-- start of Input --

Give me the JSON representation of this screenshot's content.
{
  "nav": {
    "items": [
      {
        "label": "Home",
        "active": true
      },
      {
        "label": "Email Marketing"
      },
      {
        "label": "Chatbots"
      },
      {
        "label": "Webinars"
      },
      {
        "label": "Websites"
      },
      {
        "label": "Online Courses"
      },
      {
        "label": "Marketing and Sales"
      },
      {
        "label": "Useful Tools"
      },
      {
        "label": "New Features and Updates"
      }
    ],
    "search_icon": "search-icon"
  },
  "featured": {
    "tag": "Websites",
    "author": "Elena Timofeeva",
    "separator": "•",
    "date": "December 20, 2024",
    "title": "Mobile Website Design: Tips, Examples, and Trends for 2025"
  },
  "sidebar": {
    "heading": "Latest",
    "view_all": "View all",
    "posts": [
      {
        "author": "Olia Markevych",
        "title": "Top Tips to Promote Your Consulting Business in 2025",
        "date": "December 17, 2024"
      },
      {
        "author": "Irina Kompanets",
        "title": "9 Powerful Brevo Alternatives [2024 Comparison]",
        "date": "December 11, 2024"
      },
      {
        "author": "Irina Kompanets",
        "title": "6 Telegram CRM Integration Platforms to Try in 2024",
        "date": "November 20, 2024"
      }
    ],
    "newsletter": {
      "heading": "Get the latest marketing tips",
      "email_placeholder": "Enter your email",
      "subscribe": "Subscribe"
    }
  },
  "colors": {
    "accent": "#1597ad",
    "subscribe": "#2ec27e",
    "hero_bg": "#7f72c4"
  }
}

-- end of Input --

▶ _Stated goal_: All entries shown above should be printed again exactly.

▶ _Answer for the task_:
Give me the JSON representation of this screenshot's content.
{
  "nav": {
    "items": [
      {
        "label": "Home",
        "active": true
      },
      {
        "label": "Email Marketing"
      },
      {
        "label": "Chatbots"
      },
      {
        "label": "Webinars"
      },
      {
        "label": "Websites"
      },
      {
        "label": "Online Courses"
      },
      {
        "label": "Marketing and Sales"
      },
      {
        "label": "Useful Tools"
      },
      {
        "label": "New Features and Updates"
      }
    ],
    "search_icon": "search-icon"
  },
  "featured": {
    "tag": "Websites",
    "author": "Elena Timofeeva",
    "separator": "•",
    "date": "December 20, 2024",
    "title": "Mobile Website Design: Tips, Examples, and Trends for 2025"
  },
  "sidebar": {
    "heading": "Latest",
    "view_all": "View all",
    "posts": [
      {
        "author": "Olia Markevych",
        "title": "Top Tips to Promote Your Consulting Business in 2025",
        "date": "December 17, 2024"
      },
      {
        "author": "Irina Kompanets",
        "title": "9 Powerful Brevo Alternatives [2024 Comparison]",
        "date": "December 11, 2024"
      },
      {
        "author": "Irina Kompanets",
        "title": "6 Telegram CRM Integration Platforms to Try in 2024",
        "date": "November 20, 2024"
      }
    ],
    "newsletter": {
      "heading": "Get the latest marketing tips",
      "email_placeholder": "Enter your email",
      "subscribe": "Subscribe"
    }
  },
  "colors": {
    "accent": "#1597ad",
    "subscribe": "#2ec27e",
    "hero_bg": "#7f72c4"
  }
}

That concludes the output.